On May 20, 2013, HM Revenue and Customs (HMRC), the UK revenue authority, published a consultation document focusing on two aspects of the taxation of partnerships, and, in particular, UK limited liability partnerships (LLPs): disguised employment and profit and loss allocation schemes.
It is expected that a large number of professional (legal and accounting) and financial services firms established as LLPs, which, in many ways, are similar to US LLCs, will need to review their set-ups. Equally, the proposals will be of significant concern to the UK investment management industry, and in particular the private equity and hedge fund sectors, where most businesses are set up as LLPs.
Under the consultation, comments are invited by August 9, 2013. However, the feedback sought is in many instances limited to the design of the proposed changes to the current tax rules; there are clear statements from HMRC that the anti-avoidance measures will be introduced to counter perceived unfairness in the UK tax system. The changes, once final, are to come into force with effect from April 6, 2014.
The first aspect of the consultation concerns "disguised employment." HMRC are proposing to remove the existing legislative presumption of "self-employment" status for individual members of LLPs. Under current law, individual members of an LLP are taxed as self-employed partners rather than employees, and are subject to a slightly more favourable income tax and National Insurance Contributions (NICs) regime. Importantly, profit allocations to partners or members are not subject to employers' NICs (currently 13.8 percent).

=== ABOUT THIS TASK ===
Return the full text on the HMRC consultation on partnership taxation word for word. You can leave the lines that follow this text aside.

=== PROVIDED DATA ===
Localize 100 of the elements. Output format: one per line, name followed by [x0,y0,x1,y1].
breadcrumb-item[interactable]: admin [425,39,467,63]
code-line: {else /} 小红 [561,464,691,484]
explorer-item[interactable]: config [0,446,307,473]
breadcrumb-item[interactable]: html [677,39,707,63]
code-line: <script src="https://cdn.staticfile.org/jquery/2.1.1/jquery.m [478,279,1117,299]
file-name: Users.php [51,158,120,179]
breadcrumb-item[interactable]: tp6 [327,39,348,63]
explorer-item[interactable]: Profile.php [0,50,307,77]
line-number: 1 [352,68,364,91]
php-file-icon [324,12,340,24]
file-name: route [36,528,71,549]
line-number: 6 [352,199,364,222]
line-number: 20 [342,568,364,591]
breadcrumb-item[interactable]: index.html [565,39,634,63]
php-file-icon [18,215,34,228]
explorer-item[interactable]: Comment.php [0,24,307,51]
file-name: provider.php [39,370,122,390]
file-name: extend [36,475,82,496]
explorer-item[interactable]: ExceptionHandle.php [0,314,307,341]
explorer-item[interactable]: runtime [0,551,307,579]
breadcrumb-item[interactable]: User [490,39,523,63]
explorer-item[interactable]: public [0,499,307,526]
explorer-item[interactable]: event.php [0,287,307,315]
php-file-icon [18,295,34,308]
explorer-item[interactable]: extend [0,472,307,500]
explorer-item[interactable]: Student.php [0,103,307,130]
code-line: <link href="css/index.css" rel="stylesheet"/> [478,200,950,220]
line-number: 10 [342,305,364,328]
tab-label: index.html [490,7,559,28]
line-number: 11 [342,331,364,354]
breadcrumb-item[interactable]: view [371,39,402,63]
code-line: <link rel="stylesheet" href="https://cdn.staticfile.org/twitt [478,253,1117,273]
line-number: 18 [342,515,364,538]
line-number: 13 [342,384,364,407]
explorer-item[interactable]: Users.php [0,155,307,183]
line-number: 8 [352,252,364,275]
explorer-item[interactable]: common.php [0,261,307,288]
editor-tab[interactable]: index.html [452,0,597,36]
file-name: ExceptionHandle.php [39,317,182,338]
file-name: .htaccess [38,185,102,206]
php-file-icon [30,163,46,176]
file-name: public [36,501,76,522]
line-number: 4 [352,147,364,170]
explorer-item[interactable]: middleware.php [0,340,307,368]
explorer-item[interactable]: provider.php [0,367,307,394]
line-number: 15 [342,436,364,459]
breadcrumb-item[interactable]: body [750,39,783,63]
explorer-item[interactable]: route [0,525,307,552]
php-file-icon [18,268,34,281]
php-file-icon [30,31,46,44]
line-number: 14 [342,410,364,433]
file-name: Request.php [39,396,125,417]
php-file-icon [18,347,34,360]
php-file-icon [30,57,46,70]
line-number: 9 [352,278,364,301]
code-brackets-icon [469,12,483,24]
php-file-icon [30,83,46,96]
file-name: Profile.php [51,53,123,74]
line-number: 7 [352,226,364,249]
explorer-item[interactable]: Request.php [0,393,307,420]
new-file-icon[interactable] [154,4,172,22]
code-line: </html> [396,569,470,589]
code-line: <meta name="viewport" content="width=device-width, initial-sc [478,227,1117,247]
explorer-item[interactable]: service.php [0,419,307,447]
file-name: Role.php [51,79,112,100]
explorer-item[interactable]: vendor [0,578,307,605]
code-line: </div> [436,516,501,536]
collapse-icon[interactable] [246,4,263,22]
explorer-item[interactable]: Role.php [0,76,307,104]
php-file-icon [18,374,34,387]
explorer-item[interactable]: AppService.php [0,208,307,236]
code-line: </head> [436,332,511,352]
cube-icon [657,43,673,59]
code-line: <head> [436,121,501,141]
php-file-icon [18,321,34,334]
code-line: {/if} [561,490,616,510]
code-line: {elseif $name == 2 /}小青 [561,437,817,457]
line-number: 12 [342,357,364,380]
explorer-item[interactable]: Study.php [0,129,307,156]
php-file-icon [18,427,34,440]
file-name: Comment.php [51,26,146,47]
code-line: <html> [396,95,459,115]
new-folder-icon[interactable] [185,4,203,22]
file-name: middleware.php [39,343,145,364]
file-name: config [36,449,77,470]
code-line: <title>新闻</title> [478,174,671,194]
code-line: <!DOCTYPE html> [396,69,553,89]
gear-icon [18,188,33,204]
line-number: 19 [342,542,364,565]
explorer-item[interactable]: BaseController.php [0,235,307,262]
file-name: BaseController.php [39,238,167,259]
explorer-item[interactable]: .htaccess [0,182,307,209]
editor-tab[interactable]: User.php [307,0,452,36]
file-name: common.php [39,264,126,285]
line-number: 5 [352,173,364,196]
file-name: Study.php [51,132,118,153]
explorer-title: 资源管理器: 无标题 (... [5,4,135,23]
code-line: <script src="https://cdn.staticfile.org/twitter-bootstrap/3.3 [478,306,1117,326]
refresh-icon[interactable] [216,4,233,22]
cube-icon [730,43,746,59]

=== RESULT ===
On May 20, 2013, HM Revenue and Customs (HMRC), the UK revenue authority, published a consultation document focusing on two aspects of the taxation of partnerships, and, in particular, UK limited liability partnerships (LLPs): disguised employment and profit and loss allocation schemes.
It is expected that a large number of professional (legal and accounting) and financial services firms established as LLPs, which, in many ways, are similar to US LLCs, will need to review their set-ups. Equally, the proposals will be of significant concern to the UK investment management industry, and in particular the private equity and hedge fund sectors, where most businesses are set up as LLPs.
Under the consultation, comments are invited by August 9, 2013. However, the feedback sought is in many instances limited to the design of the proposed changes to the current tax rules; there are clear statements from HMRC that the anti-avoidance measures will be introduced to counter perceived unfairness in the UK tax system. The changes, once final, are to come into force with effect from April 6, 2014.
The first aspect of the consultation concerns "disguised employment." HMRC are proposing to remove the existing legislative presumption of "self-employment" status for individual members of LLPs. Under current law, individual members of an LLP are taxed as self-employed partners rather than employees, and are subject to a slightly more favourable income tax and National Insurance Contributions (NICs) regime. Importantly, profit allocations to partners or members are not subject to employers' NICs (currently 13.8 percent).